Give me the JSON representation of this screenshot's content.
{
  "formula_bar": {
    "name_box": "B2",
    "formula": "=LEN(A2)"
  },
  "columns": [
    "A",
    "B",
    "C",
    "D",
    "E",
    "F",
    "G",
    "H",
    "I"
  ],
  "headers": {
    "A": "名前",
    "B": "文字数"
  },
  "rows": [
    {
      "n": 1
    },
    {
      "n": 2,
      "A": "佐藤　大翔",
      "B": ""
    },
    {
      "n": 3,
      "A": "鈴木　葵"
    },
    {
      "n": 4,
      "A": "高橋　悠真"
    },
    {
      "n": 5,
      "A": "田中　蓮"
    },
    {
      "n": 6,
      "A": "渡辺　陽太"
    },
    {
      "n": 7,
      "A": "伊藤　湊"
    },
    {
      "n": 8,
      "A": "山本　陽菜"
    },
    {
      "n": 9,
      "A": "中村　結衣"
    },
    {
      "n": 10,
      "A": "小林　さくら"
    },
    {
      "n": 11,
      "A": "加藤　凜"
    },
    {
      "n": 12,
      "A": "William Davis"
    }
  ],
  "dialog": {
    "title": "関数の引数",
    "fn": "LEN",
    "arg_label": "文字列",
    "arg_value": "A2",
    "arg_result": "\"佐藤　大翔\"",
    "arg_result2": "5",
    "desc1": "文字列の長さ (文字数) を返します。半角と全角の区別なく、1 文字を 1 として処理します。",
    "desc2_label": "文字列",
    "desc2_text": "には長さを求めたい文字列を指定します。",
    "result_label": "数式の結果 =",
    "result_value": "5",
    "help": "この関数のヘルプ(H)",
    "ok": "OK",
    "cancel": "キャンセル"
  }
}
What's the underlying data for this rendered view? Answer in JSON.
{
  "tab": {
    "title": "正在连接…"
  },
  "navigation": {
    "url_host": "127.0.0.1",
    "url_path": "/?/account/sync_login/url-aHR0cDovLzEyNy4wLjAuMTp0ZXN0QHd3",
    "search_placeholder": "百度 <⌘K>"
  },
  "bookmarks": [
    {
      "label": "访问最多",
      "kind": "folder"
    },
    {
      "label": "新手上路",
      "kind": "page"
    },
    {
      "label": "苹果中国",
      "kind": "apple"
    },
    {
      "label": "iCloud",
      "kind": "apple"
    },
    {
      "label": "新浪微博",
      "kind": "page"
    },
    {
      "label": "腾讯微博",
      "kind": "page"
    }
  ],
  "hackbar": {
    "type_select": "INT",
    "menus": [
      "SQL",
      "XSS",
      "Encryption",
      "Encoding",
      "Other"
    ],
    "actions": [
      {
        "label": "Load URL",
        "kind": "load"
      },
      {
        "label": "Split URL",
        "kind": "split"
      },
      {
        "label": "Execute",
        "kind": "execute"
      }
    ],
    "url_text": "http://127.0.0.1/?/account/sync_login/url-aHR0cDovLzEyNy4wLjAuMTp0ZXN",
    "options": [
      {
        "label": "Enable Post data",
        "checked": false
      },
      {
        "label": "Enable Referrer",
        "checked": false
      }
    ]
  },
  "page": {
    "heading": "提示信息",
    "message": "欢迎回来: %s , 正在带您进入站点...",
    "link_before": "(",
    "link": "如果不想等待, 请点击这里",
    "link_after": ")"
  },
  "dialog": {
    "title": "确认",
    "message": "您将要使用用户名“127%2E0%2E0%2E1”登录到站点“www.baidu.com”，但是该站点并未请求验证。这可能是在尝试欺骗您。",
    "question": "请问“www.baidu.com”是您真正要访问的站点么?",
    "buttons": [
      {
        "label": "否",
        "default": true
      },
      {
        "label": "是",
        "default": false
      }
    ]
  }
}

**STATED GOAL**
Exactly as they are written, print the entries again.

**EXERCISE RESPONSE**
Give me the JSON representation of this screenshot's content.
{
  "formula_bar": {
    "name_box": "B2",
    "formula": "=LEN(A2)"
  },
  "columns": [
    "A",
    "B",
    "C",
    "D",
    "E",
    "F",
    "G",
    "H",
    "I"
  ],
  "headers": {
    "A": "名前",
    "B": "文字数"
  },
  "rows": [
    {
      "n": 1
    },
    {
      "n": 2,
      "A": "佐藤　大翔",
      "B": ""
    },
    {
      "n": 3,
      "A": "鈴木　葵"
    },
    {
      "n": 4,
      "A": "高橋　悠真"
    },
    {
      "n": 5,
      "A": "田中　蓮"
    },
    {
      "n": 6,
      "A": "渡辺　陽太"
    },
    {
      "n": 7,
      "A": "伊藤　湊"
    },
    {
      "n": 8,
      "A": "山本　陽菜"
    },
    {
      "n": 9,
      "A": "中村　結衣"
    },
    {
      "n": 10,
      "A": "小林　さくら"
    },
    {
      "n": 11,
      "A": "加藤　凜"
    },
    {
      "n": 12,
      "A": "William Davis"
    }
  ],
  "dialog": {
    "title": "関数の引数",
    "fn": "LEN",
    "arg_label": "文字列",
    "arg_value": "A2",
    "arg_result": "\"佐藤　大翔\"",
    "arg_result2": "5",
    "desc1": "文字列の長さ (文字数) を返します。半角と全角の区別なく、1 文字を 1 として処理します。",
    "desc2_label": "文字列",
    "desc2_text": "には長さを求めたい文字列を指定します。",
    "result_label": "数式の結果 =",
    "result_value": "5",
    "help": "この関数のヘルプ(H)",
    "ok": "OK",
    "cancel": "キャンセル"
  }
}
What's the underlying data for this rendered view? Answer in JSON.
{
  "tab": {
    "title": "正在连接…"
  },
  "navigation": {
    "url_host": "127.0.0.1",
    "url_path": "/?/account/sync_login/url-aHR0cDovLzEyNy4wLjAuMTp0ZXN0QHd3",
    "search_placeholder": "百度 <⌘K>"
  },
  "bookmarks": [
    {
      "label": "访问最多",
      "kind": "folder"
    },
    {
      "label": "新手上路",
      "kind": "page"
    },
    {
      "label": "苹果中国",
      "kind": "apple"
    },
    {
      "label": "iCloud",
      "kind": "apple"
    },
    {
      "label": "新浪微博",
      "kind": "page"
    },
    {
      "label": "腾讯微博",
      "kind": "page"
    }
  ],
  "hackbar": {
    "type_select": "INT",
    "menus": [
      "SQL",
      "XSS",
      "Encryption",
      "Encoding",
      "Other"
    ],
    "actions": [
      {
        "label": "Load URL",
        "kind": "load"
      },
      {
        "label": "Split URL",
        "kind": "split"
      },
      {
        "label": "Execute",
        "kind": "execute"
      }
    ],
    "url_text": "http://127.0.0.1/?/account/sync_login/url-aHR0cDovLzEyNy4wLjAuMTp0ZXN",
    "options": [
      {
        "label": "Enable Post data",
        "checked": false
      },
      {
        "label": "Enable Referrer",
        "checked": false
      }
    ]
  },
  "page": {
    "heading": "提示信息",
    "message": "欢迎回来: %s , 正在带您进入站点...",
    "link_before": "(",
    "link": "如果不想等待, 请点击这里",
    "link_after": ")"
  },
  "dialog": {
    "title": "确认",
    "message": "您将要使用用户名“127%2E0%2E0%2E1”登录到站点“www.baidu.com”，但是该站点并未请求验证。这可能是在尝试欺骗您。",
    "question": "请问“www.baidu.com”是您真正要访问的站点么?",
    "buttons": [
      {
        "label": "否",
        "default": true
      },
      {
        "label": "是",
        "default": false
      }
    ]
  }
}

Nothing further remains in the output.